*** Exercise material ***
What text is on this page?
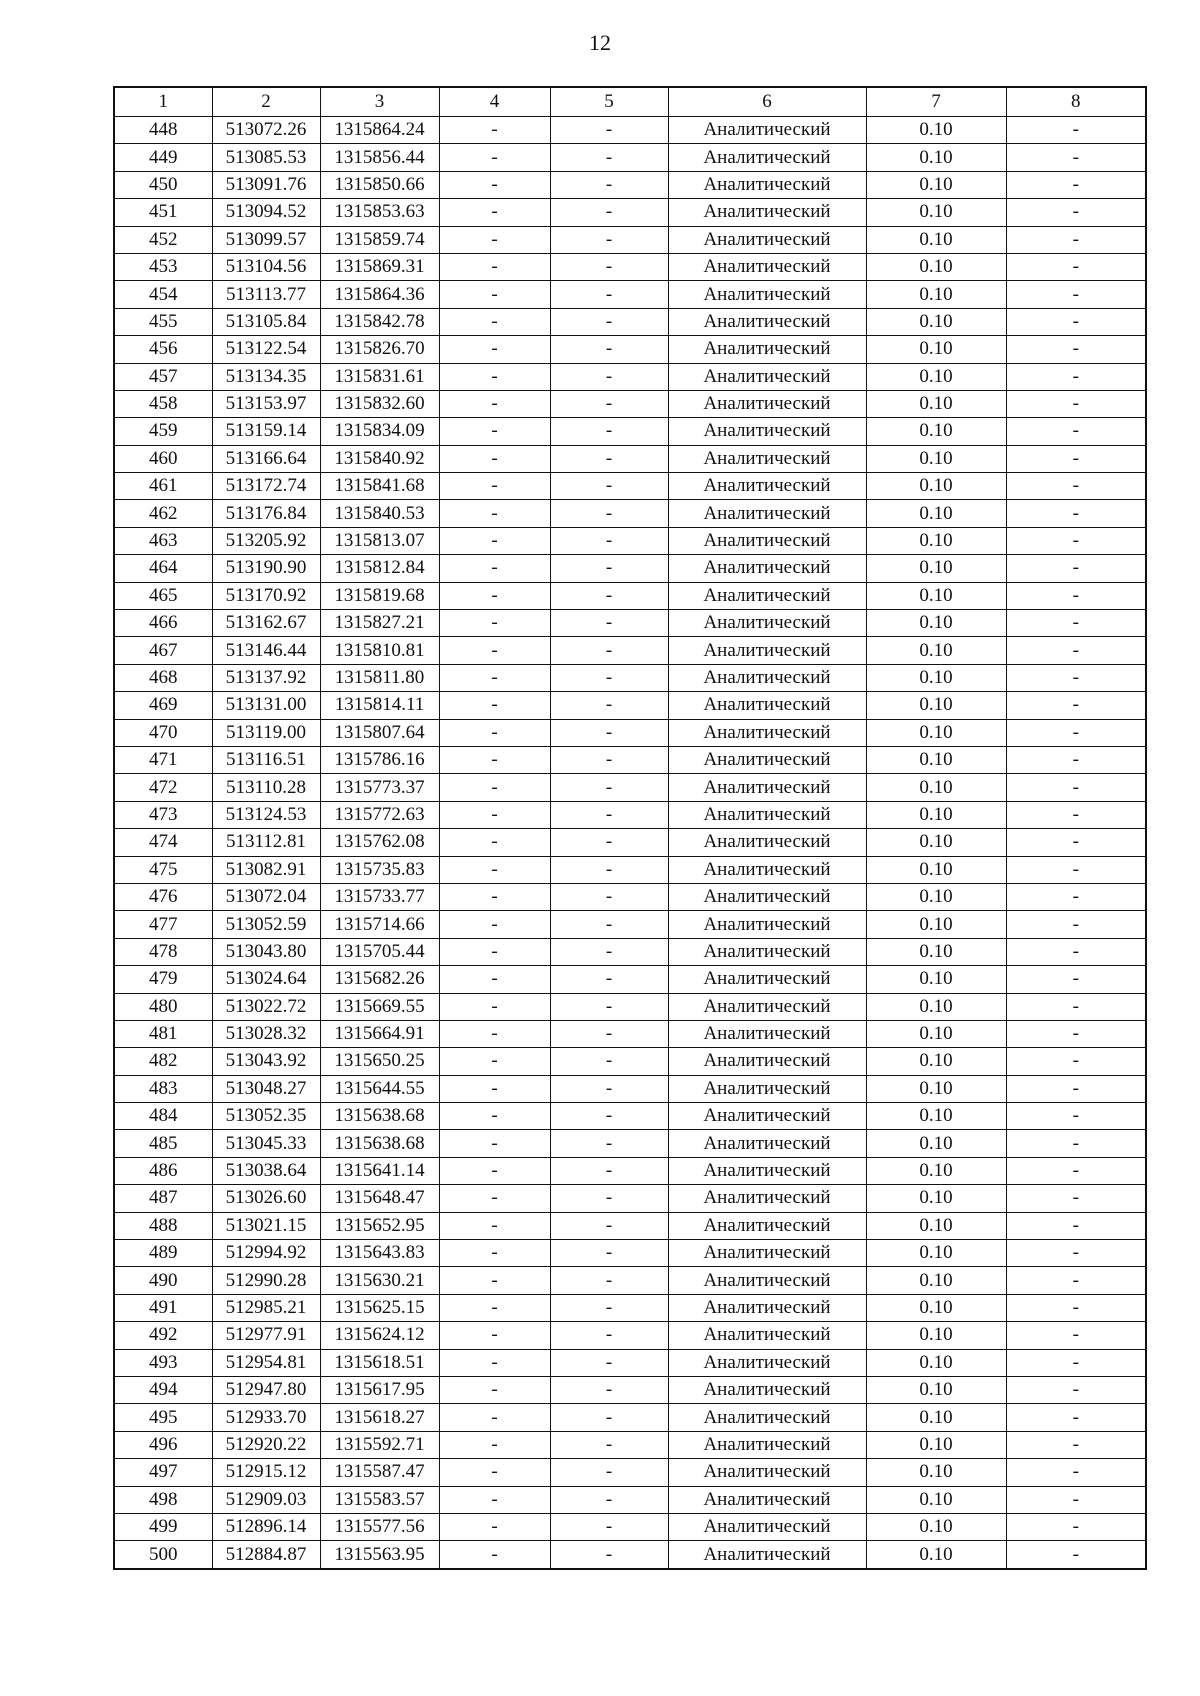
12
1	2	3	4	5	6	7	8
448	513072.26	1315864.24	-	-	Аналитический	0.10	-
449	513085.53	1315856.44	-	-	Аналитический	0.10	-
450	513091.76	1315850.66	-	-	Аналитический	0.10	-
451	513094.52	1315853.63	-	-	Аналитический	0.10	-
452	513099.57	1315859.74	-	-	Аналитический	0.10	-
453	513104.56	1315869.31	-	-	Аналитический	0.10	-
454	513113.77	1315864.36	-	-	Аналитический	0.10	-
455	513105.84	1315842.78	-	-	Аналитический	0.10	-
456	513122.54	1315826.70	-	-	Аналитический	0.10	-
457	513134.35	1315831.61	-	-	Аналитический	0.10	-
458	513153.97	1315832.60	-	-	Аналитический	0.10	-
459	513159.14	1315834.09	-	-	Аналитический	0.10	-
460	513166.64	1315840.92	-	-	Аналитический	0.10	-
461	513172.74	1315841.68	-	-	Аналитический	0.10	-
462	513176.84	1315840.53	-	-	Аналитический	0.10	-
463	513205.92	1315813.07	-	-	Аналитический	0.10	-
464	513190.90	1315812.84	-	-	Аналитический	0.10	-
465	513170.92	1315819.68	-	-	Аналитический	0.10	-
466	513162.67	1315827.21	-	-	Аналитический	0.10	-
467	513146.44	1315810.81	-	-	Аналитический	0.10	-
468	513137.92	1315811.80	-	-	Аналитический	0.10	-
469	513131.00	1315814.11	-	-	Аналитический	0.10	-
470	513119.00	1315807.64	-	-	Аналитический	0.10	-
471	513116.51	1315786.16	-	-	Аналитический	0.10	-
472	513110.28	1315773.37	-	-	Аналитический	0.10	-
473	513124.53	1315772.63	-	-	Аналитический	0.10	-
474	513112.81	1315762.08	-	-	Аналитический	0.10	-
475	513082.91	1315735.83	-	-	Аналитический	0.10	-
476	513072.04	1315733.77	-	-	Аналитический	0.10	-
477	513052.59	1315714.66	-	-	Аналитический	0.10	-
478	513043.80	1315705.44	-	-	Аналитический	0.10	-
479	513024.64	1315682.26	-	-	Аналитический	0.10	-
480	513022.72	1315669.55	-	-	Аналитический	0.10	-
481	513028.32	1315664.91	-	-	Аналитический	0.10	-
482	513043.92	1315650.25	-	-	Аналитический	0.10	-
483	513048.27	1315644.55	-	-	Аналитический	0.10	-
484	513052.35	1315638.68	-	-	Аналитический	0.10	-
485	513045.33	1315638.68	-	-	Аналитический	0.10	-
486	513038.64	1315641.14	-	-	Аналитический	0.10	-
487	513026.60	1315648.47	-	-	Аналитический	0.10	-
488	513021.15	1315652.95	-	-	Аналитический	0.10	-
489	512994.92	1315643.83	-	-	Аналитический	0.10	-
490	512990.28	1315630.21	-	-	Аналитический	0.10	-
491	512985.21	1315625.15	-	-	Аналитический	0.10	-
492	512977.91	1315624.12	-	-	Аналитический	0.10	-
493	512954.81	1315618.51	-	-	Аналитический	0.10	-
494	512947.80	1315617.95	-	-	Аналитический	0.10	-
495	512933.70	1315618.27	-	-	Аналитический	0.10	-
496	512920.22	1315592.71	-	-	Аналитический	0.10	-
497	512915.12	1315587.47	-	-	Аналитический	0.10	-
498	512909.03	1315583.57	-	-	Аналитический	0.10	-
499	512896.14	1315577.56	-	-	Аналитический	0.10	-
500	512884.87	1315563.95	-	-	Аналитический	0.10	-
***
§ Your task
Copy every line of the data word for word, omitting the images.

§ The result
What text is on this page?
12
1	2	3	4	5	6	7	8
448	513072.26	1315864.24	-	-	Аналитический	0.10	-
449	513085.53	1315856.44	-	-	Аналитический	0.10	-
450	513091.76	1315850.66	-	-	Аналитический	0.10	-
451	513094.52	1315853.63	-	-	Аналитический	0.10	-
452	513099.57	1315859.74	-	-	Аналитический	0.10	-
453	513104.56	1315869.31	-	-	Аналитический	0.10	-
454	513113.77	1315864.36	-	-	Аналитический	0.10	-
455	513105.84	1315842.78	-	-	Аналитический	0.10	-
456	513122.54	1315826.70	-	-	Аналитический	0.10	-
457	513134.35	1315831.61	-	-	Аналитический	0.10	-
458	513153.97	1315832.60	-	-	Аналитический	0.10	-
459	513159.14	1315834.09	-	-	Аналитический	0.10	-
460	513166.64	1315840.92	-	-	Аналитический	0.10	-
461	513172.74	1315841.68	-	-	Аналитический	0.10	-
462	513176.84	1315840.53	-	-	Аналитический	0.10	-
463	513205.92	1315813.07	-	-	Аналитический	0.10	-
464	513190.90	1315812.84	-	-	Аналитический	0.10	-
465	513170.92	1315819.68	-	-	Аналитический	0.10	-
466	513162.67	1315827.21	-	-	Аналитический	0.10	-
467	513146.44	1315810.81	-	-	Аналитический	0.10	-
468	513137.92	1315811.80	-	-	Аналитический	0.10	-
469	513131.00	1315814.11	-	-	Аналитический	0.10	-
470	513119.00	1315807.64	-	-	Аналитический	0.10	-
471	513116.51	1315786.16	-	-	Аналитический	0.10	-
472	513110.28	1315773.37	-	-	Аналитический	0.10	-
473	513124.53	1315772.63	-	-	Аналитический	0.10	-
474	513112.81	1315762.08	-	-	Аналитический	0.10	-
475	513082.91	1315735.83	-	-	Аналитический	0.10	-
476	513072.04	1315733.77	-	-	Аналитический	0.10	-
477	513052.59	1315714.66	-	-	Аналитический	0.10	-
478	513043.80	1315705.44	-	-	Аналитический	0.10	-
479	513024.64	1315682.26	-	-	Аналитический	0.10	-
480	513022.72	1315669.55	-	-	Аналитический	0.10	-
481	513028.32	1315664.91	-	-	Аналитический	0.10	-
482	513043.92	1315650.25	-	-	Аналитический	0.10	-
483	513048.27	1315644.55	-	-	Аналитический	0.10	-
484	513052.35	1315638.68	-	-	Аналитический	0.10	-
485	513045.33	1315638.68	-	-	Аналитический	0.10	-
486	513038.64	1315641.14	-	-	Аналитический	0.10	-
487	513026.60	1315648.47	-	-	Аналитический	0.10	-
488	513021.15	1315652.95	-	-	Аналитический	0.10	-
489	512994.92	1315643.83	-	-	Аналитический	0.10	-
490	512990.28	1315630.21	-	-	Аналитический	0.10	-
491	512985.21	1315625.15	-	-	Аналитический	0.10	-
492	512977.91	1315624.12	-	-	Аналитический	0.10	-
493	512954.81	1315618.51	-	-	Аналитический	0.10	-
494	512947.80	1315617.95	-	-	Аналитический	0.10	-
495	512933.70	1315618.27	-	-	Аналитический	0.10	-
496	512920.22	1315592.71	-	-	Аналитический	0.10	-
497	512915.12	1315587.47	-	-	Аналитический	0.10	-
498	512909.03	1315583.57	-	-	Аналитический	0.10	-
499	512896.14	1315577.56	-	-	Аналитический	0.10	-
500	512884.87	1315563.95	-	-	Аналитический	0.10	-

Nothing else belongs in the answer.